**DESCRIPTION OF THE TASK:**
Find every line in the records below that contains the word "will", and copy each such line.

**RAW RECORDS:**
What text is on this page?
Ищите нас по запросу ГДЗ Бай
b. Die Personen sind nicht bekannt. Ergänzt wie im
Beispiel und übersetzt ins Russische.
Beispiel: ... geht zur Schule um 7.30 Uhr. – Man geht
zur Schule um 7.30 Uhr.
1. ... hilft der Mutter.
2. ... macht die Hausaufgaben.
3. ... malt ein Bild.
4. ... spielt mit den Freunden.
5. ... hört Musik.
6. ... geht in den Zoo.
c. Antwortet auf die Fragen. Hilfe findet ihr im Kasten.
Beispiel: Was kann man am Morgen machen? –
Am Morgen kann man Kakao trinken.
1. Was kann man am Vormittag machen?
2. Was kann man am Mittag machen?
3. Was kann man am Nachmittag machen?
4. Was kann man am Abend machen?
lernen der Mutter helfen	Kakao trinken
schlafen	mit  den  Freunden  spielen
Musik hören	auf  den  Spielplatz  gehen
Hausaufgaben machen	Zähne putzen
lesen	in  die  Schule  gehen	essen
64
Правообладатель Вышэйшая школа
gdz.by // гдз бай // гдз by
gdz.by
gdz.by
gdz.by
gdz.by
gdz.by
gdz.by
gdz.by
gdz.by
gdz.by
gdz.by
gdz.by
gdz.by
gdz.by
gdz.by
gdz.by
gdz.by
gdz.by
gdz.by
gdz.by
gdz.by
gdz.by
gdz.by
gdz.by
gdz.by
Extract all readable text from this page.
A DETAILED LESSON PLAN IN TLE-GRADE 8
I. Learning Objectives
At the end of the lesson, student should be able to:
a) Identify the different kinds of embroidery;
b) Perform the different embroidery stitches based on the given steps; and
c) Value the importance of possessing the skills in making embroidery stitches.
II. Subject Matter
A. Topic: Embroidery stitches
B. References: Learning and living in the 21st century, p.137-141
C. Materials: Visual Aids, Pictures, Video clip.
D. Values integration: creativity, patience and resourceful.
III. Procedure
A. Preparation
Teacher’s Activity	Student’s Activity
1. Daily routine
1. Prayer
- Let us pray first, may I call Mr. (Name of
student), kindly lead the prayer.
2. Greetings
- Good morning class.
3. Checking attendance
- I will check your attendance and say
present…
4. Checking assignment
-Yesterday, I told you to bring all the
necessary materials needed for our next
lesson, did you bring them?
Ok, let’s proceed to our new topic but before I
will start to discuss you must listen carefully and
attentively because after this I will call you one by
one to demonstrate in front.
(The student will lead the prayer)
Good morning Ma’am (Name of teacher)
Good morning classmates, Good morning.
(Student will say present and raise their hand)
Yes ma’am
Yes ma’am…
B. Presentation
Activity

**RESULT OF THIS TASK:**
- I will check your attendance and say
will start to discuss you must listen carefully and
attentively because after this I will call you one by
(The student will lead the prayer)
(Student will say present and raise their hand)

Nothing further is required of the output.